◆ What you have to do: Copy out all lines of the records in which the word "pulse" appears.

## start Extracted records

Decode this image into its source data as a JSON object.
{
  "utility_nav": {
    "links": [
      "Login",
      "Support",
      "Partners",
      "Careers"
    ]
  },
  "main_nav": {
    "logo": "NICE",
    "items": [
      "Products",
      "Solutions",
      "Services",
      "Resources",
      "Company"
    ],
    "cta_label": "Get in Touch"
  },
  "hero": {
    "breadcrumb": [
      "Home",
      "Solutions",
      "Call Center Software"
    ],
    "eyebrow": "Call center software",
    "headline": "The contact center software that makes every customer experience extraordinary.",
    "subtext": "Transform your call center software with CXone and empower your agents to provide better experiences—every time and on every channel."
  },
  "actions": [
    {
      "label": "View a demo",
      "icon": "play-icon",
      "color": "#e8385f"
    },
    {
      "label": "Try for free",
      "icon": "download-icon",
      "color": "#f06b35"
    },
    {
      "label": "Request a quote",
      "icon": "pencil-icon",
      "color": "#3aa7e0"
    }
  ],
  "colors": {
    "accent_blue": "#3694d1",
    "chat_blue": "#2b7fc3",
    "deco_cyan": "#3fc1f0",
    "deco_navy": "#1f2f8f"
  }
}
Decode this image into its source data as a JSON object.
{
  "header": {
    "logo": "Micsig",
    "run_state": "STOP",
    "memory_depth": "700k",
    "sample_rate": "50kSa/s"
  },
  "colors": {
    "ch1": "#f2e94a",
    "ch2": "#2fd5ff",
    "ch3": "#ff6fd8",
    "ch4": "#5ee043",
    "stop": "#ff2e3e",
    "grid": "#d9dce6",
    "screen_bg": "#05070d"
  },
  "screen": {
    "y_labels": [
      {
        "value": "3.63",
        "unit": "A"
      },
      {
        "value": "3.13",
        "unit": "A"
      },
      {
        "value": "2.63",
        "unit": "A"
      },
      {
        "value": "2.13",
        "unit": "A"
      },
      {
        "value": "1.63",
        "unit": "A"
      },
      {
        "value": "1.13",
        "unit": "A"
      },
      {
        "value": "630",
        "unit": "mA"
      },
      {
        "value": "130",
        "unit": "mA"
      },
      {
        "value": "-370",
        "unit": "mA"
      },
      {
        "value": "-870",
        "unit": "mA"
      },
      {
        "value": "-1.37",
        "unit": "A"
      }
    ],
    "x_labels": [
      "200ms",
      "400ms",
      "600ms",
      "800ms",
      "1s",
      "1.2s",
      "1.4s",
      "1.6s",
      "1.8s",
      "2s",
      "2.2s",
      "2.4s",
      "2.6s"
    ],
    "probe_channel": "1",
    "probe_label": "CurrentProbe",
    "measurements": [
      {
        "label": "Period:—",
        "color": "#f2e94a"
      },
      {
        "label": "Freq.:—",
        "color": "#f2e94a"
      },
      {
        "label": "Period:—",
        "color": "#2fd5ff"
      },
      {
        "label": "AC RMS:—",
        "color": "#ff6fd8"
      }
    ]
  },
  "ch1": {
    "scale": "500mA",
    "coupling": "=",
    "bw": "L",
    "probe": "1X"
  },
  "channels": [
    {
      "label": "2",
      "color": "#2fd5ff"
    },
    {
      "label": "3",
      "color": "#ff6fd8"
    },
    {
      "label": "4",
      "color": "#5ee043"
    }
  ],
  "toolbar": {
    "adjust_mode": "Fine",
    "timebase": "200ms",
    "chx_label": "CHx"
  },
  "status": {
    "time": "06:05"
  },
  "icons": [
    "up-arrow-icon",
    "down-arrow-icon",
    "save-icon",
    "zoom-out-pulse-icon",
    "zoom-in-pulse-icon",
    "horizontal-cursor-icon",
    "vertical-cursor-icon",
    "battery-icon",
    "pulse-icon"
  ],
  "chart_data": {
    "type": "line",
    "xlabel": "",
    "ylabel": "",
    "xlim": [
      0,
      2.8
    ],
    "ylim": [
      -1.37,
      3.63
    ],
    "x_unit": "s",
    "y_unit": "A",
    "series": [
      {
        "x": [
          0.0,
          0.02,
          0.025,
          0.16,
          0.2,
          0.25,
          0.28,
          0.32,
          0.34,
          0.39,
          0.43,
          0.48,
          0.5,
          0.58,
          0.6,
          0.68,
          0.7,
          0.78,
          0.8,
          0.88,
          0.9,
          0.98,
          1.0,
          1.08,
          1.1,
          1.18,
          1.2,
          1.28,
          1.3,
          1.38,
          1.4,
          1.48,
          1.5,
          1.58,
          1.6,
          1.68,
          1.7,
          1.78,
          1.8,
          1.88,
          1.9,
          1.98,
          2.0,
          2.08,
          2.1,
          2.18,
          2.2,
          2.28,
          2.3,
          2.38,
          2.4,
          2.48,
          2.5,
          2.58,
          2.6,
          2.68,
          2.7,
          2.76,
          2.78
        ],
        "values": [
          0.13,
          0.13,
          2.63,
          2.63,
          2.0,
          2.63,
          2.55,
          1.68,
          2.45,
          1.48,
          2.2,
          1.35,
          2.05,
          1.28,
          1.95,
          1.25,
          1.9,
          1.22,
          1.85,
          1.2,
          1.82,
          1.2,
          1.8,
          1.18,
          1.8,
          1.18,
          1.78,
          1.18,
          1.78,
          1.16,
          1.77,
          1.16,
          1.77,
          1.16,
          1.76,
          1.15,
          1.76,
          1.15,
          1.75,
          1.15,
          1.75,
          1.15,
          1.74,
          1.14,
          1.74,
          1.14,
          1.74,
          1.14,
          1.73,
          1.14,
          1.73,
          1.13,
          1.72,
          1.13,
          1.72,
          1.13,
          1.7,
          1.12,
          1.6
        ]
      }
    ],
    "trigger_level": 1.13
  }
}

## end Extracted records

◆ Expected answer:
    "zoom-out-pulse-icon",
    "zoom-in-pulse-icon",
    "pulse-icon"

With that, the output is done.